(EXCERPT)

At the same time, Hayhoe reportedly took no questions from climate change skeptics during her talk at the Edmonton conference.
TIME magazine named Hayhoe to their list of the 100 most influential people for her work in defending climate change, in which actor Don Cheadle praised her as “a smart person who defies stereotype.”
Hayhoe thinks that American’s resistance to climate change has more to do with “the perceived solutions” such as taxes, government legislation, and loss of personal liberty than with the theory of climate change and its causes.
In January of this year, author Kenneth Richard conducted a broad survey of climate change literature for 2017 and found that the alleged “consensus” behind the dangers of anthropogenic global warming is not nearly as settled among climate scientists as people imagine.
The study revealed that during the course of the year 2017, at least 485 scientific papers were published that in some way questioned the supposed consensus regarding the perils of human CO2 emissions or the efficacy of climate models to predict the future.
According to Richard’s analysis, the 485 new papers underscore the “significant limitations and uncertainties inherent in our understanding of climate and climate changes,” which in turn suggests that climate science is not nearly as settled as media reports and some policymakers would have people believe.
The papers questioned everything from the relative role of natural mechanisms in changes to the climate system vis-à-vis increased CO2 concentrations, the allegedly “unprecedented” nature of modern climate phenomena such as warming, sea levels, glacier and sea ice retreat, and the efficacy and reliability of computer climate models for projecting future climate states.
For his part, Pope Francis has declared that humanity is currently experiencing a “climate emergency,” while calling climate change skepticism “perverse.”

Records from a collection:
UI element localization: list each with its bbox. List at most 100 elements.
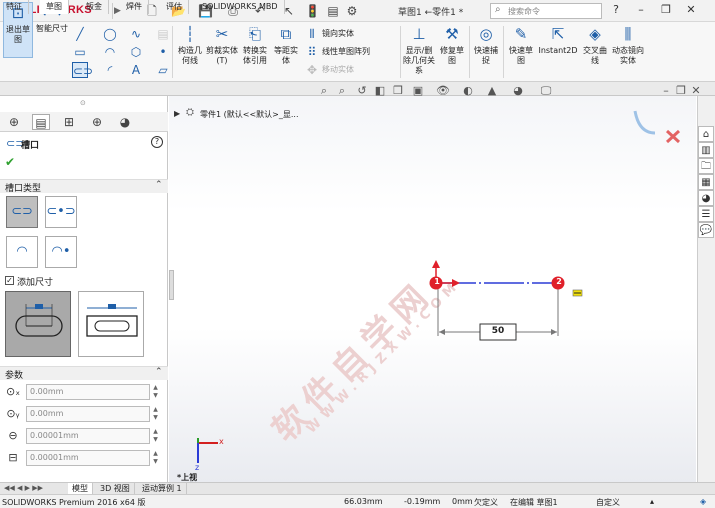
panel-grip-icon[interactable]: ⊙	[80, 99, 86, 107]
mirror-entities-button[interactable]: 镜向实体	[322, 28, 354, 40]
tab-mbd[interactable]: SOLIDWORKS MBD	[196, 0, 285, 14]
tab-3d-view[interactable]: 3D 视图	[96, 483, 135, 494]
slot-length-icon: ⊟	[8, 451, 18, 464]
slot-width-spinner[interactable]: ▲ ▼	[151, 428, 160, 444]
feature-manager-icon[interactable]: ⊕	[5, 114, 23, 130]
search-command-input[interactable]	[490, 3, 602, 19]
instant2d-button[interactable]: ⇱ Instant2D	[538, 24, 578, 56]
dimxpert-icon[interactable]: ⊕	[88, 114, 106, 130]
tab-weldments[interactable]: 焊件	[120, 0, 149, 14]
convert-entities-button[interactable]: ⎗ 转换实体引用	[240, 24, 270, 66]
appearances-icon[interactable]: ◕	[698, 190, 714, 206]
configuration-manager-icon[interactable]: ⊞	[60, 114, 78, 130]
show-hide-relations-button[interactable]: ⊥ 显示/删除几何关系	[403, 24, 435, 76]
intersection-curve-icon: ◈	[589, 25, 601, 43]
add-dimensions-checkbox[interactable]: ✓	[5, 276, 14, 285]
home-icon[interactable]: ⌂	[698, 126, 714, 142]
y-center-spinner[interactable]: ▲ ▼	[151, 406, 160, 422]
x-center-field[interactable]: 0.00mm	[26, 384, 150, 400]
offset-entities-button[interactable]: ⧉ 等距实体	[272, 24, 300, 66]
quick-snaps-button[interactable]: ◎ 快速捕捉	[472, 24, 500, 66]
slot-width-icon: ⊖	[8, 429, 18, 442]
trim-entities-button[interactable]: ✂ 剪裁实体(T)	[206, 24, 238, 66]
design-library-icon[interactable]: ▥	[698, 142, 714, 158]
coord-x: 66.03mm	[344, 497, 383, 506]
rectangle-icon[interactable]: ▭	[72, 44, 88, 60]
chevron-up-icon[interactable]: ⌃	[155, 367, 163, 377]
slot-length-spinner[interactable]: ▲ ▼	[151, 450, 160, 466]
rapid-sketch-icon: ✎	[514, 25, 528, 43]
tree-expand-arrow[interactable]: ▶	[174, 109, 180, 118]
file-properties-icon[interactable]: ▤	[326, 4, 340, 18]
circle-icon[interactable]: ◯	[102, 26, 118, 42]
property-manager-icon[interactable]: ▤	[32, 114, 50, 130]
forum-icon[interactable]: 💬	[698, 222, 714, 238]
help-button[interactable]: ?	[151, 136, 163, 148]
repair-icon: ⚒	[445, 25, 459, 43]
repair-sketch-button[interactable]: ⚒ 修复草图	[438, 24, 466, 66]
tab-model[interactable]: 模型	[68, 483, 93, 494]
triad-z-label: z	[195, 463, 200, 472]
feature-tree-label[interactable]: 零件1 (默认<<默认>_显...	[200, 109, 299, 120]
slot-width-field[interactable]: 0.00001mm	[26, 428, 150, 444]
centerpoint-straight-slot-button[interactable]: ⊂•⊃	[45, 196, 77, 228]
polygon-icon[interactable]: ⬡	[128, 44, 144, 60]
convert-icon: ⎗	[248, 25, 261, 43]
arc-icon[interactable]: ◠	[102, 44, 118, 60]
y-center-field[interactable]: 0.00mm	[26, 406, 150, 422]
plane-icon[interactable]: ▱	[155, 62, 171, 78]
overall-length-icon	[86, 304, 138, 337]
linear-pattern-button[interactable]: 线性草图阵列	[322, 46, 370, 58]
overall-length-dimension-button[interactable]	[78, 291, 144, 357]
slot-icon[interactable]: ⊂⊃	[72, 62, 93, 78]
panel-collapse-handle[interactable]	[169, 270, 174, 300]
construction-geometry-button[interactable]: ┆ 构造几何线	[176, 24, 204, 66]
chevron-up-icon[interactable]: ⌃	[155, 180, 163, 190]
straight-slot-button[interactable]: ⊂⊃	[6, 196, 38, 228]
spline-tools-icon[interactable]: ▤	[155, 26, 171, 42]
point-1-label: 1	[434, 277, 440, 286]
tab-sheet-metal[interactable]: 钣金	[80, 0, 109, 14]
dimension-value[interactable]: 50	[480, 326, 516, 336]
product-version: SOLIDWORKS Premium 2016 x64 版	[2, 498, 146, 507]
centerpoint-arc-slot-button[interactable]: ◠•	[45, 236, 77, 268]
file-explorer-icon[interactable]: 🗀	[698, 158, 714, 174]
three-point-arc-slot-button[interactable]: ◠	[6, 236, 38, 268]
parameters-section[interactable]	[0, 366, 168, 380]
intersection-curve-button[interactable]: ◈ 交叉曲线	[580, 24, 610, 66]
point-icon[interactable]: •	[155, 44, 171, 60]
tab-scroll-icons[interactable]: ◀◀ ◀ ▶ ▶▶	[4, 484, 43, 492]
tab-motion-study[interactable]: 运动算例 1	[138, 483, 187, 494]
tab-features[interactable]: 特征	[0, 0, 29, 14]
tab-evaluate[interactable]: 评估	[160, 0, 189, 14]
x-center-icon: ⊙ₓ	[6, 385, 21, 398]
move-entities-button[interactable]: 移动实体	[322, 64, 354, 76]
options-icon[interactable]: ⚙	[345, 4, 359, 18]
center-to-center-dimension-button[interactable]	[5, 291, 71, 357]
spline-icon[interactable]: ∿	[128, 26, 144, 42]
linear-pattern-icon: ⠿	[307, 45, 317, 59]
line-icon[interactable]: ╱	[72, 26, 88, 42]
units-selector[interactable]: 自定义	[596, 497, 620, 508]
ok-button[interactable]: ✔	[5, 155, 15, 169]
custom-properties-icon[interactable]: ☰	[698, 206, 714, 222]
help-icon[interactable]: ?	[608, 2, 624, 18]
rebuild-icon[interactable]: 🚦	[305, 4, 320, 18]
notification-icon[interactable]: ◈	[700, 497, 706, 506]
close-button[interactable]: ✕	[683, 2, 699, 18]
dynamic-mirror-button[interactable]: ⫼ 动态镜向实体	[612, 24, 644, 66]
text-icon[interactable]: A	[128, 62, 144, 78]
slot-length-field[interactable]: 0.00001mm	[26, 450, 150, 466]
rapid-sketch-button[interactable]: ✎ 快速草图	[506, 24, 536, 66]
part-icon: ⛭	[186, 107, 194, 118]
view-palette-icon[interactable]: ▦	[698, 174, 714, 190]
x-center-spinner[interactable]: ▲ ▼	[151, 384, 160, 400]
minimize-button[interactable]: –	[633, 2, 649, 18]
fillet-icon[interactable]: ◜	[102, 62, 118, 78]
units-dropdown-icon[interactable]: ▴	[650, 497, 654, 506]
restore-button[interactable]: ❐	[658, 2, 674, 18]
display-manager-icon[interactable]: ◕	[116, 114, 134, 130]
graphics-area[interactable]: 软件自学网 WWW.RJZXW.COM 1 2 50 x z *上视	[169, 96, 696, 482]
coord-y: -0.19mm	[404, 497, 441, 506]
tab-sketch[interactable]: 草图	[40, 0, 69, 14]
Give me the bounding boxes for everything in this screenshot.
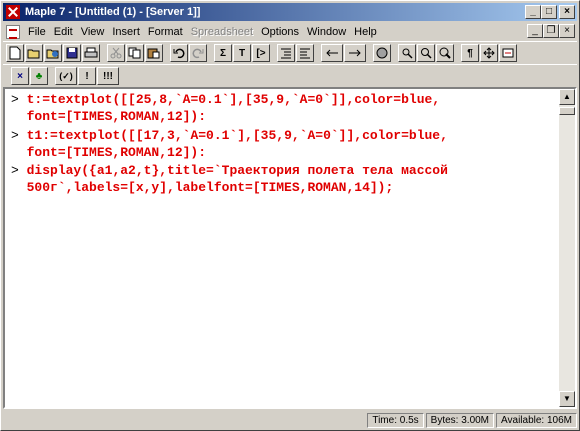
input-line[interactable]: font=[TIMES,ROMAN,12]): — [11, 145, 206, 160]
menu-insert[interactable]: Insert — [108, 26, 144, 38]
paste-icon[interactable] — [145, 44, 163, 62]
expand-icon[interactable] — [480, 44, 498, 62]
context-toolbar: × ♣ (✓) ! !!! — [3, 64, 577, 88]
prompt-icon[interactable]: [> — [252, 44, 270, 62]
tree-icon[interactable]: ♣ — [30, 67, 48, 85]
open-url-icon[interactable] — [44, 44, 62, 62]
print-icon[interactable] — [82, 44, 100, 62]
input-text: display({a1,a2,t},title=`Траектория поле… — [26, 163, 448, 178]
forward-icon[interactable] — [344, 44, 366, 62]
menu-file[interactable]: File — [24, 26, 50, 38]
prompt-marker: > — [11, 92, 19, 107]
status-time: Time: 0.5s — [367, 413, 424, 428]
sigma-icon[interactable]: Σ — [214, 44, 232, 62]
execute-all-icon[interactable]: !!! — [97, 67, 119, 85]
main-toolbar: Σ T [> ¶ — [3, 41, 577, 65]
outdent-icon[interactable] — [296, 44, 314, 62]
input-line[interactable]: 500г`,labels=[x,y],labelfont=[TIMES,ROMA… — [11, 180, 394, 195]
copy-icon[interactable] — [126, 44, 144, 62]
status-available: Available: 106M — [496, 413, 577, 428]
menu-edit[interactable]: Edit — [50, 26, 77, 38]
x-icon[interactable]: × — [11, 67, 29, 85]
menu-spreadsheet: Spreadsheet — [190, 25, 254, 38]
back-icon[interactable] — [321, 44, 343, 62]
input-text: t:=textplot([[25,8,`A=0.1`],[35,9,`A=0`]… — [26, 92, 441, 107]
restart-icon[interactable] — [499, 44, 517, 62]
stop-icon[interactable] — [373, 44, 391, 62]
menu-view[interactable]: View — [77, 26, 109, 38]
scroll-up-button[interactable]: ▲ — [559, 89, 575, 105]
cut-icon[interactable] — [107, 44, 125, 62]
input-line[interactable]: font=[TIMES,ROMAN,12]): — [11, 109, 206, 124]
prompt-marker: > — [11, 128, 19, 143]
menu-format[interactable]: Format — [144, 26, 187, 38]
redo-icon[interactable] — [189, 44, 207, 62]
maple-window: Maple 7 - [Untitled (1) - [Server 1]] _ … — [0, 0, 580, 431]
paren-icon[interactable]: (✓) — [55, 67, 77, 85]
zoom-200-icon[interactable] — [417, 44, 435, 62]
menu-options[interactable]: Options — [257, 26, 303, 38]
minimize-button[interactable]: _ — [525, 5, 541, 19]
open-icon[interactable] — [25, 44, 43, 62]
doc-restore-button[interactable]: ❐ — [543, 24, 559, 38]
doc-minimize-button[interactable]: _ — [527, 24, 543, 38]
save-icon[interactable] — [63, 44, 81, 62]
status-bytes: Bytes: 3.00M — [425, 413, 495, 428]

(TASK TO CARRY OUT)
Reproduce the passage of the climate change excerpt between "Hayhoe thinks that" and "predict the future.", inclusive, word for word.

(ANSWER FOR THIS EXERCISE)
Hayhoe thinks that American’s resistance to climate change has more to do with “the perceived solutions” such as taxes, government legislation, and loss of personal liberty than with the theory of climate change and its causes.
In January of this year, author Kenneth Richard conducted a broad survey of climate change literature for 2017 and found that the alleged “consensus” behind the dangers of anthropogenic global warming is not nearly as settled among climate scientists as people imagine.
The study revealed that during the course of the year 2017, at least 485 scientific papers were published that in some way questioned the supposed consensus regarding the perils of human CO2 emissions or the efficacy of climate models to predict the future.